→ **YOUR TASK**
Of the lines in these entries, how many contain the string "which"? Give the number and nothing else.

→ **ITEMS**
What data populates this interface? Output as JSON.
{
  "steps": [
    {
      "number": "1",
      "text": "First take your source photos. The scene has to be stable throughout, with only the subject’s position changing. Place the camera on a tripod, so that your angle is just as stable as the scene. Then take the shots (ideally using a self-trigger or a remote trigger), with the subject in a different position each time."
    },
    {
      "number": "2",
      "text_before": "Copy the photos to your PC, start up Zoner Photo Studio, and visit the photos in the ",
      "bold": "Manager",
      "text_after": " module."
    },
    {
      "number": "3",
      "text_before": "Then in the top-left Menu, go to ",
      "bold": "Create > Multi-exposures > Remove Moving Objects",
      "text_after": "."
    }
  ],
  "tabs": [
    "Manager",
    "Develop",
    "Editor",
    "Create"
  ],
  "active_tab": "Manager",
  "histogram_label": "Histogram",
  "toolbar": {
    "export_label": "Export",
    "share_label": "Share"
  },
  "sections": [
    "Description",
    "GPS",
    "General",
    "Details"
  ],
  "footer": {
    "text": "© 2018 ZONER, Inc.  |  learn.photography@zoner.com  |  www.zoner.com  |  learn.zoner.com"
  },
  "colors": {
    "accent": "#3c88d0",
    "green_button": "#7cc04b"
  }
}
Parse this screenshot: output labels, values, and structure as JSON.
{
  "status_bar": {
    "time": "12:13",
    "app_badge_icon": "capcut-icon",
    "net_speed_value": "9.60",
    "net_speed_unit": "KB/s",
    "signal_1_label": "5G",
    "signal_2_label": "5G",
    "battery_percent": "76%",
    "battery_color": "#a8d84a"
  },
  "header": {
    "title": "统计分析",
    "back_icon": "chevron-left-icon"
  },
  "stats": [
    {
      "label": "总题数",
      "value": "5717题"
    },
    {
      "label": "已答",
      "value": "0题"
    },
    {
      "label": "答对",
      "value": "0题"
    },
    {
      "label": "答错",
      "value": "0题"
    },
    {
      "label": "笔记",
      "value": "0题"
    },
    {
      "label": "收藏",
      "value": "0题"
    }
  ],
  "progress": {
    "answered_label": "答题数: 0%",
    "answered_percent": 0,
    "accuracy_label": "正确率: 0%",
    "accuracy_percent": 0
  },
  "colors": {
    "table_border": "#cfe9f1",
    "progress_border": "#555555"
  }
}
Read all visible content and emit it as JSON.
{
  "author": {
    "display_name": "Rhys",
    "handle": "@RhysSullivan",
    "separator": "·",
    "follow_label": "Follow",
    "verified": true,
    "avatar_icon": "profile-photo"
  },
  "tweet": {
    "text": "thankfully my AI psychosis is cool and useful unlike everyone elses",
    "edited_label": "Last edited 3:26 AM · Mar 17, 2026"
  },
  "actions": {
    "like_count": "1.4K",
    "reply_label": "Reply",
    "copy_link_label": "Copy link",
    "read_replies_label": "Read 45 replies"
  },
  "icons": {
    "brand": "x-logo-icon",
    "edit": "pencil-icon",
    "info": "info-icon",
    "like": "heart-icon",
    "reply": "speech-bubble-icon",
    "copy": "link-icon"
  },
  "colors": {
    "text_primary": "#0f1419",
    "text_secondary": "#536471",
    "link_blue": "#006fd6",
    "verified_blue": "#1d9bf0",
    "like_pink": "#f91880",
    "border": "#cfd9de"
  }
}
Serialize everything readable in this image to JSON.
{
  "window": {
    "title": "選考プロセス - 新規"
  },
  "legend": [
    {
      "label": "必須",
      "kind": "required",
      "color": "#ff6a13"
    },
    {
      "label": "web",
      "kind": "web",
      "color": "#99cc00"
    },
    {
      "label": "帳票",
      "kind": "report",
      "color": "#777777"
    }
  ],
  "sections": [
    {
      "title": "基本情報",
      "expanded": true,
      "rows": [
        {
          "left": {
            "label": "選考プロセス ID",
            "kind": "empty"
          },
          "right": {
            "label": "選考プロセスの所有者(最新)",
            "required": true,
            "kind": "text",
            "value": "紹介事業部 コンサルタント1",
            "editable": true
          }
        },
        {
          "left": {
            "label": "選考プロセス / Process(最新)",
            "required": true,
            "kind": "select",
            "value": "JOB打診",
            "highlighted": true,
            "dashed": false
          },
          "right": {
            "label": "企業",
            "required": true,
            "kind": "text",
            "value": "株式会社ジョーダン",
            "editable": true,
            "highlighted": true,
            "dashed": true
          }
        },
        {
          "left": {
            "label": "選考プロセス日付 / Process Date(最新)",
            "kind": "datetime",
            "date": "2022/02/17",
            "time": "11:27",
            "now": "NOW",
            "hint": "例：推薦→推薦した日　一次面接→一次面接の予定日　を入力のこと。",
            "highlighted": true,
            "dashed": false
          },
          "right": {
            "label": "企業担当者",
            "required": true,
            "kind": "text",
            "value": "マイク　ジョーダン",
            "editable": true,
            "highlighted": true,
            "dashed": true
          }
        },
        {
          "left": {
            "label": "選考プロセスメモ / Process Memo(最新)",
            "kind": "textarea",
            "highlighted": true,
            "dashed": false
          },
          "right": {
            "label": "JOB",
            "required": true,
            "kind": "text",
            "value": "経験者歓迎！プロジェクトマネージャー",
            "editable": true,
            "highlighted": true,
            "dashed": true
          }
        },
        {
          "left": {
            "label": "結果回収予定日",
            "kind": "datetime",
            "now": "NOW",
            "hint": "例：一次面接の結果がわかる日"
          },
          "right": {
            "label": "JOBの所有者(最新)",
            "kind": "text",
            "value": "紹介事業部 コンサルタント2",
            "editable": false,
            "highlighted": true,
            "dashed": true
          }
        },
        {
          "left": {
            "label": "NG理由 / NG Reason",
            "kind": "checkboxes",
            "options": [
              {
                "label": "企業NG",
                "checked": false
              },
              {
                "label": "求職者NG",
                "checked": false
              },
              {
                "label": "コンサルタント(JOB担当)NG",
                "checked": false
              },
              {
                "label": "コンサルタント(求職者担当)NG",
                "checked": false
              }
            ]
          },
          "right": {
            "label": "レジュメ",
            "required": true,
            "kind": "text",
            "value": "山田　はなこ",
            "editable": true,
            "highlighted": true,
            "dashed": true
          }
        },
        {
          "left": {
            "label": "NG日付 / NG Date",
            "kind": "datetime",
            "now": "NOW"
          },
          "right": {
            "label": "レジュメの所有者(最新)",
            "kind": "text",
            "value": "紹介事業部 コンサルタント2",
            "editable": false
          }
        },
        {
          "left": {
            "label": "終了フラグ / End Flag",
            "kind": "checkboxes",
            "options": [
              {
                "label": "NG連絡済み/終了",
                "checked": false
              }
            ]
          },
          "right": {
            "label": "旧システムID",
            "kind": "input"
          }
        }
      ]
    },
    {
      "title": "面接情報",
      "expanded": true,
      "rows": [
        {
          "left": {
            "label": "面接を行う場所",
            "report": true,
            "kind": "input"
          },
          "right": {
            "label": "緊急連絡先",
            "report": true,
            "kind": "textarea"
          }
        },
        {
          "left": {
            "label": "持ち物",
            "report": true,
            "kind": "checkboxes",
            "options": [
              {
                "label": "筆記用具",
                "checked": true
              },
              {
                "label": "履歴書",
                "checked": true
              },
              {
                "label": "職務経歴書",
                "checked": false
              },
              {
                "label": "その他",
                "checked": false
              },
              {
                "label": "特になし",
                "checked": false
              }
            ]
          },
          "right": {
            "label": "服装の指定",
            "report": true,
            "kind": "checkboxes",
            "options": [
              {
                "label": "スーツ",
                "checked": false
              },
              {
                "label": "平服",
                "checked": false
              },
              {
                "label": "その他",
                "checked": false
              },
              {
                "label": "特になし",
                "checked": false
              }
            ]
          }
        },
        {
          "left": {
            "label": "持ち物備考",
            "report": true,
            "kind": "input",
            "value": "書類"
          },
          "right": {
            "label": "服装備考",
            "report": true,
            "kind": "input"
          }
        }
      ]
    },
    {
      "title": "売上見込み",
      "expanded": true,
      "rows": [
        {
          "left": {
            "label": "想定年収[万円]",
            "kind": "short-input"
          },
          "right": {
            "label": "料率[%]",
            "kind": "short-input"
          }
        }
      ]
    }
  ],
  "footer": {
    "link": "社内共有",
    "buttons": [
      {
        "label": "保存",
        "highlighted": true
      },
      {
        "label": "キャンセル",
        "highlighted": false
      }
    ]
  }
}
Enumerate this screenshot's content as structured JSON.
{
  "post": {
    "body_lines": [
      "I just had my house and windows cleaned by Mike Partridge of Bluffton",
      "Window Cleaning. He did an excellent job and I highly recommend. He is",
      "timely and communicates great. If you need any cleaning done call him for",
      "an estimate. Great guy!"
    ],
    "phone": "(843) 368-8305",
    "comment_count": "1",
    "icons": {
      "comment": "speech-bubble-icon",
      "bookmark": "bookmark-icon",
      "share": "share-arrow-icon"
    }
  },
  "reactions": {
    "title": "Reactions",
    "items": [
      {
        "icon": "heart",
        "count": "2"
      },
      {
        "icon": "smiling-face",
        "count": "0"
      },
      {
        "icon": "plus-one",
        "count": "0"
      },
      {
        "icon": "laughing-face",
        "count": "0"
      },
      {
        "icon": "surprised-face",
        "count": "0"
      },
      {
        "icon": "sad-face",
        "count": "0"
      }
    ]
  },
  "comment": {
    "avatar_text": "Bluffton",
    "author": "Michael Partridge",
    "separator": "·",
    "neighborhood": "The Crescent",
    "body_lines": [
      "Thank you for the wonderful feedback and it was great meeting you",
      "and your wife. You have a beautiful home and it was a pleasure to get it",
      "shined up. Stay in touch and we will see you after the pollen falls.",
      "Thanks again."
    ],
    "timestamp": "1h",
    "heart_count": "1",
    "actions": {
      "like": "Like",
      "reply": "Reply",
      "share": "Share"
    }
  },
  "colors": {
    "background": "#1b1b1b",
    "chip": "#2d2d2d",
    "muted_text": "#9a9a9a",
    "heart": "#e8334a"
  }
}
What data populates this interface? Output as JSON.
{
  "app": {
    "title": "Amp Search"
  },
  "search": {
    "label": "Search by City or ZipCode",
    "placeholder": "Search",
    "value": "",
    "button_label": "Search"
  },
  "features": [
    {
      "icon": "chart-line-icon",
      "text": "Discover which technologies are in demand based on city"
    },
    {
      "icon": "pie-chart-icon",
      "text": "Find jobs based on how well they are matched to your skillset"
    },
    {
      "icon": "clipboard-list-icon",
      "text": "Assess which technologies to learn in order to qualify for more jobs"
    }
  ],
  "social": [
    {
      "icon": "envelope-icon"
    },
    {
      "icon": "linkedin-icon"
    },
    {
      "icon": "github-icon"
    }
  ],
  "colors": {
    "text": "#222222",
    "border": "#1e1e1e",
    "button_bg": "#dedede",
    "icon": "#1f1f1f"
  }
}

→ **EXERCISE RESPONSE**
2